'''

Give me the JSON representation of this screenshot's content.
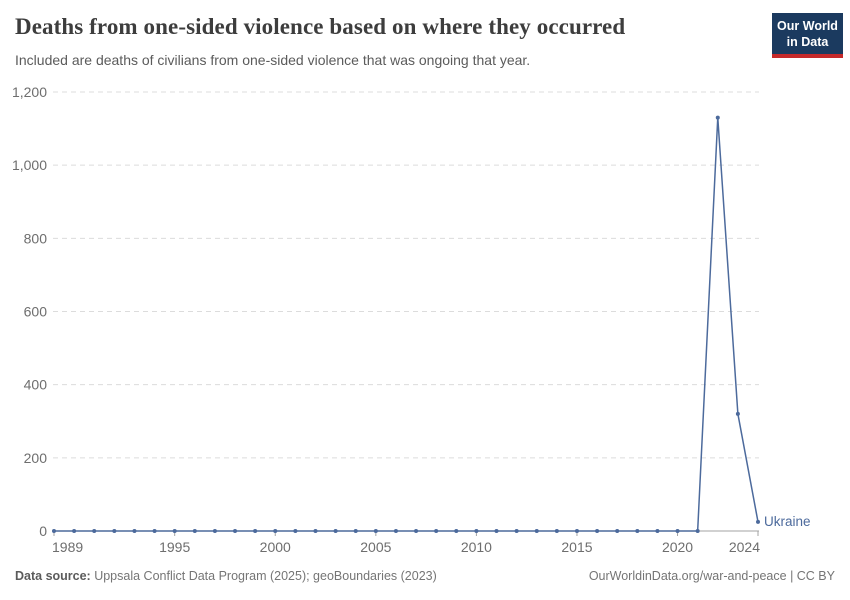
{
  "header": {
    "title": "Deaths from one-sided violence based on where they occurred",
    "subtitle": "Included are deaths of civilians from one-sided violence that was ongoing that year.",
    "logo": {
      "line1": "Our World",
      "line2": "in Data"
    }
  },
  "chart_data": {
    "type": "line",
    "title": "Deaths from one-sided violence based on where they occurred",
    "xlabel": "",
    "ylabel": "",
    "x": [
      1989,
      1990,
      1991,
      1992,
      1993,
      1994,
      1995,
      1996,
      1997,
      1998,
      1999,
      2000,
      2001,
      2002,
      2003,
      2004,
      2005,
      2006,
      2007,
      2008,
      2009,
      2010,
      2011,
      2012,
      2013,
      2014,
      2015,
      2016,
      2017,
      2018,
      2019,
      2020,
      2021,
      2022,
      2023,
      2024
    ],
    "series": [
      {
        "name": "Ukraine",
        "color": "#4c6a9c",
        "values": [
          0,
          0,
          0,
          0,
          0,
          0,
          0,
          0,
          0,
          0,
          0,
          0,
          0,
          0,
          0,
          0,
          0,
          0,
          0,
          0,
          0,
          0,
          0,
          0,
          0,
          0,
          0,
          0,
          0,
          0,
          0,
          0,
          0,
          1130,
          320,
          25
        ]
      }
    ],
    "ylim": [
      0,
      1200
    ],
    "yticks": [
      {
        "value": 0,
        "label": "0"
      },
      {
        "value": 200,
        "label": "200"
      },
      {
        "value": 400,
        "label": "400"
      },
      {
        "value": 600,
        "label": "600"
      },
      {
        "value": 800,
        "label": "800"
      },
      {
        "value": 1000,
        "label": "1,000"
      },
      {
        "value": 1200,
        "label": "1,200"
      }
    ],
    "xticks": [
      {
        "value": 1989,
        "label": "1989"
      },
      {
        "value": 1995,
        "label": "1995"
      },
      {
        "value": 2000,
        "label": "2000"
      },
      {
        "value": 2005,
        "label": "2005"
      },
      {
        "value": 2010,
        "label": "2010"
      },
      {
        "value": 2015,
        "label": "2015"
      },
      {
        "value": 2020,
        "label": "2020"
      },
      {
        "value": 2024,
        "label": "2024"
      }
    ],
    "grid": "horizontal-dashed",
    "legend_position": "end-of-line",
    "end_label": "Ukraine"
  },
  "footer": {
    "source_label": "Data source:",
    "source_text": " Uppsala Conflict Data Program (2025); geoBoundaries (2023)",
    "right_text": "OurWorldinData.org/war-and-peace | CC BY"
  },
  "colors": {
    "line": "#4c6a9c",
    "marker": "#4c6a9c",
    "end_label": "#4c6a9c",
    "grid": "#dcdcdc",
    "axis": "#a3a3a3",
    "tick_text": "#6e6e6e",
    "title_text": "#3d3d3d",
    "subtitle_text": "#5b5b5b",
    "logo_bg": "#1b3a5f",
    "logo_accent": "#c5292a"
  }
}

'''

All of the lines above should be printed exactly, minus the pictures.

Give me the JSON representation of this screenshot's content.
{
  "header": {
    "title": "Deaths from one-sided violence based on where they occurred",
    "subtitle": "Included are deaths of civilians from one-sided violence that was ongoing that year.",
    "logo": {
      "line1": "Our World",
      "line2": "in Data"
    }
  },
  "chart_data": {
    "type": "line",
    "title": "Deaths from one-sided violence based on where they occurred",
    "xlabel": "",
    "ylabel": "",
    "x": [
      1989,
      1990,
      1991,
      1992,
      1993,
      1994,
      1995,
      1996,
      1997,
      1998,
      1999,
      2000,
      2001,
      2002,
      2003,
      2004,
      2005,
      2006,
      2007,
      2008,
      2009,
      2010,
      2011,
      2012,
      2013,
      2014,
      2015,
      2016,
      2017,
      2018,
      2019,
      2020,
      2021,
      2022,
      2023,
      2024
    ],
    "series": [
      {
        "name": "Ukraine",
        "color": "#4c6a9c",
        "values": [
          0,
          0,
          0,
          0,
          0,
          0,
          0,
          0,
          0,
          0,
          0,
          0,
          0,
          0,
          0,
          0,
          0,
          0,
          0,
          0,
          0,
          0,
          0,
          0,
          0,
          0,
          0,
          0,
          0,
          0,
          0,
          0,
          0,
          1130,
          320,
          25
        ]
      }
    ],
    "ylim": [
      0,
      1200
    ],
    "yticks": [
      {
        "value": 0,
        "label": "0"
      },
      {
        "value": 200,
        "label": "200"
      },
      {
        "value": 400,
        "label": "400"
      },
      {
        "value": 600,
        "label": "600"
      },
      {
        "value": 800,
        "label": "800"
      },
      {
        "value": 1000,
        "label": "1,000"
      },
      {
        "value": 1200,
        "label": "1,200"
      }
    ],
    "xticks": [
      {
        "value": 1989,
        "label": "1989"
      },
      {
        "value": 1995,
        "label": "1995"
      },
      {
        "value": 2000,
        "label": "2000"
      },
      {
        "value": 2005,
        "label": "2005"
      },
      {
        "value": 2010,
        "label": "2010"
      },
      {
        "value": 2015,
        "label": "2015"
      },
      {
        "value": 2020,
        "label": "2020"
      },
      {
        "value": 2024,
        "label": "2024"
      }
    ],
    "grid": "horizontal-dashed",
    "legend_position": "end-of-line",
    "end_label": "Ukraine"
  },
  "footer": {
    "source_label": "Data source:",
    "source_text": " Uppsala Conflict Data Program (2025); geoBoundaries (2023)",
    "right_text": "OurWorldinData.org/war-and-peace | CC BY"
  },
  "colors": {
    "line": "#4c6a9c",
    "marker": "#4c6a9c",
    "end_label": "#4c6a9c",
    "grid": "#dcdcdc",
    "axis": "#a3a3a3",
    "tick_text": "#6e6e6e",
    "title_text": "#3d3d3d",
    "subtitle_text": "#5b5b5b",
    "logo_bg": "#1b3a5f",
    "logo_accent": "#c5292a"
  }
}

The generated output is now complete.